# OBJECTIVE:
Review the lines that follow and copy each one that contains the word "text".

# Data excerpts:
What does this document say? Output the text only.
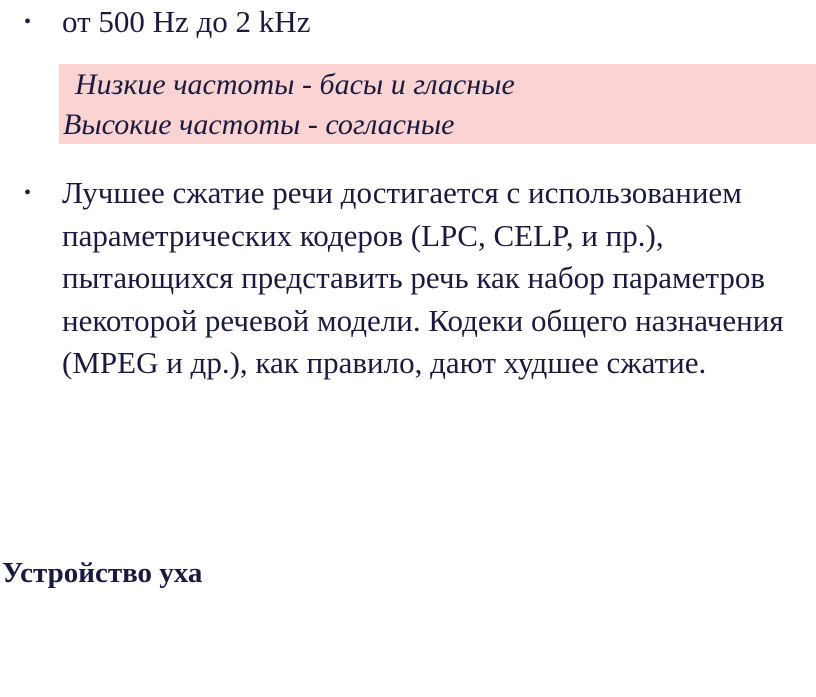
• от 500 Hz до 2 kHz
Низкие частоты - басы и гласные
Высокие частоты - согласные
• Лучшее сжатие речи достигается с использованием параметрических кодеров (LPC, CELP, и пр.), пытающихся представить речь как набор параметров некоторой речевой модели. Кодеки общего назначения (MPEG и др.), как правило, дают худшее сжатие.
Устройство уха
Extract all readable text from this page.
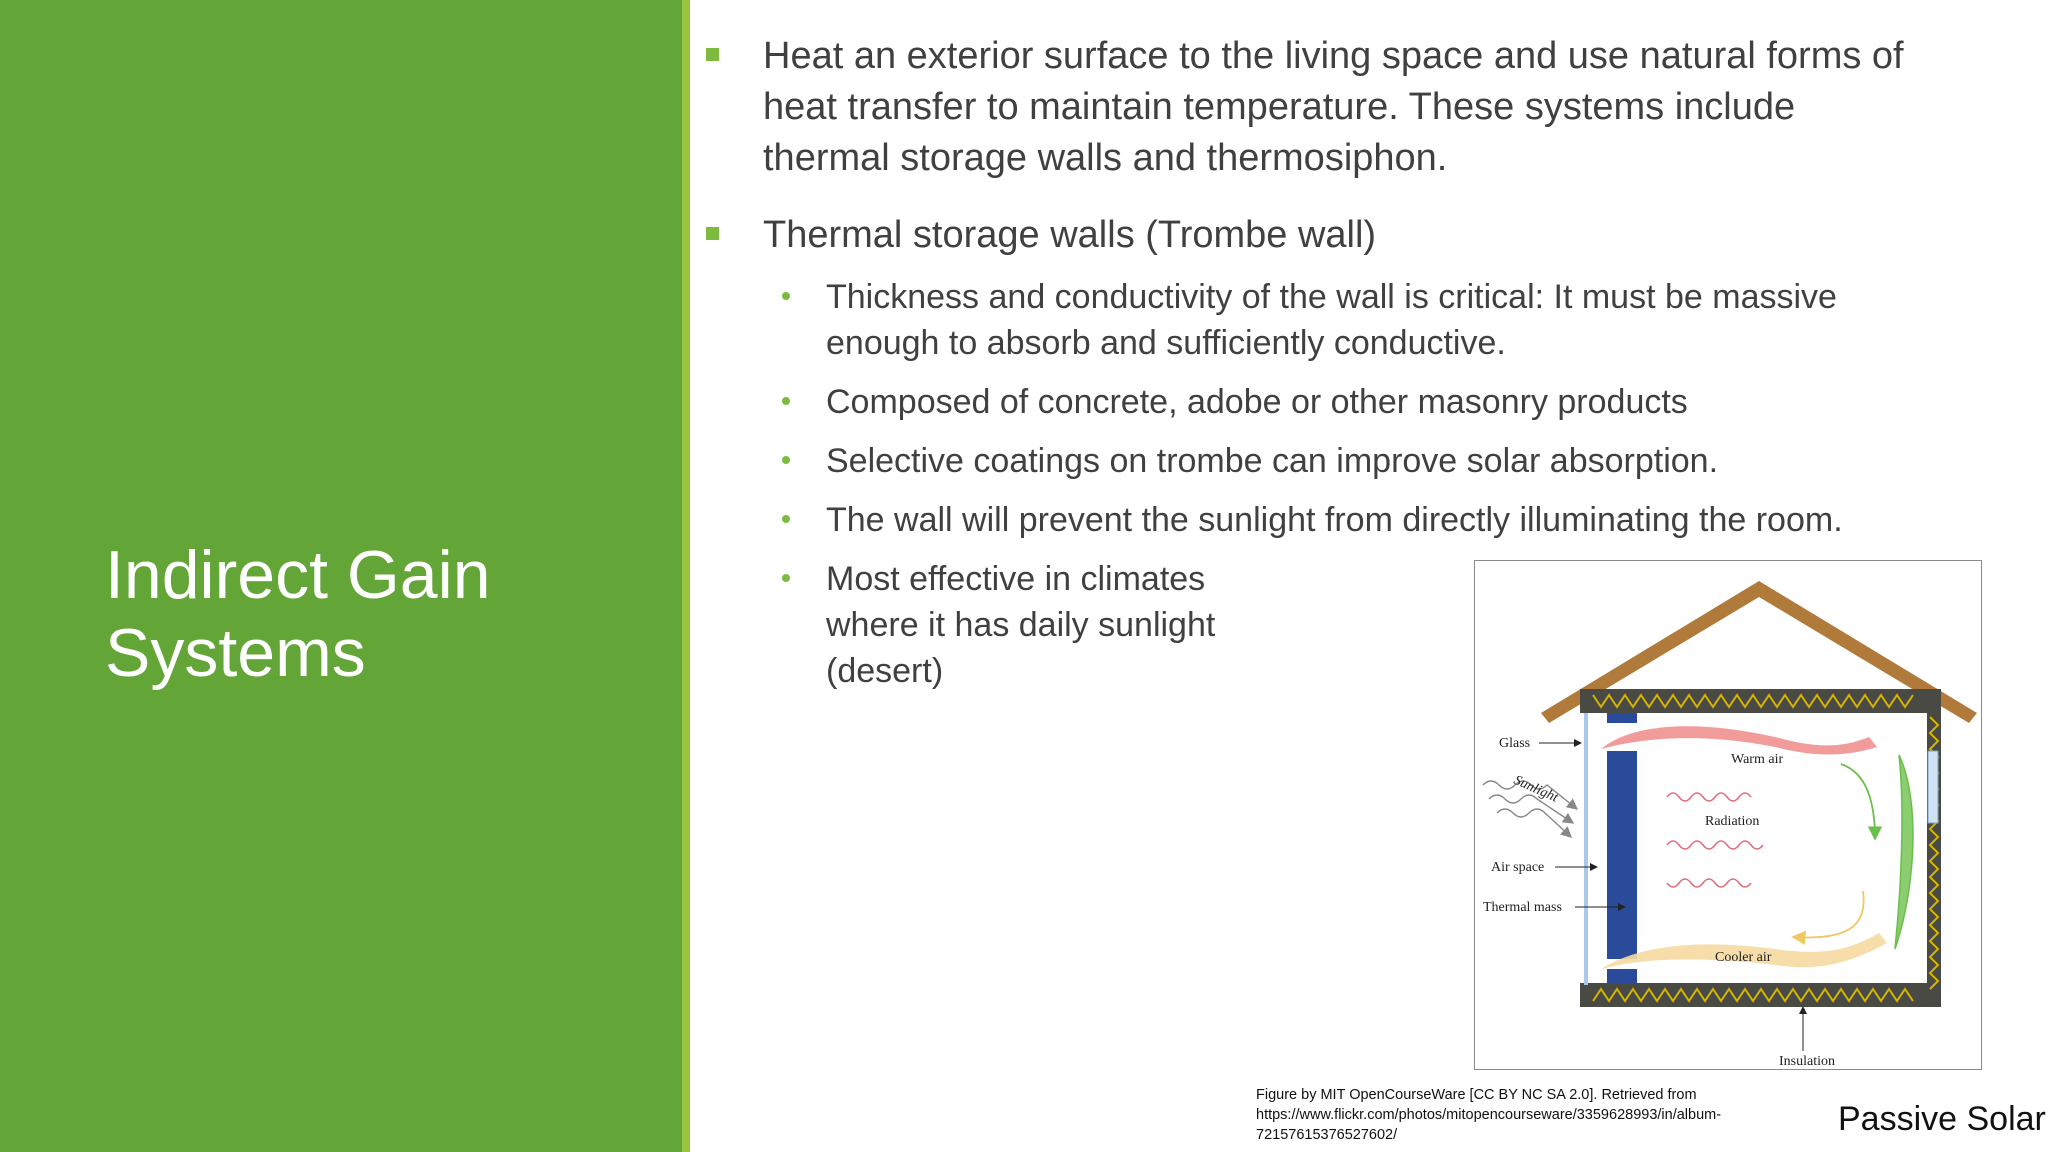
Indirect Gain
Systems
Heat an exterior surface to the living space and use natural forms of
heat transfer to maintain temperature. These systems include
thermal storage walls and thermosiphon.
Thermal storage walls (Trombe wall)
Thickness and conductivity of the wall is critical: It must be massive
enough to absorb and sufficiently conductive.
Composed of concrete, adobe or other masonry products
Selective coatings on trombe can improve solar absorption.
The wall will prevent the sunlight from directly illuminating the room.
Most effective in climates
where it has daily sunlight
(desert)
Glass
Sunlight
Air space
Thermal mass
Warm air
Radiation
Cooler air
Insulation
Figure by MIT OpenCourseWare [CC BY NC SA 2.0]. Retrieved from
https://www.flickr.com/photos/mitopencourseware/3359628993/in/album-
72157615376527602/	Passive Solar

# SOLUTION TO THE EXERCISE:
What does this document say? Output the text only.
Extract all readable text from this page.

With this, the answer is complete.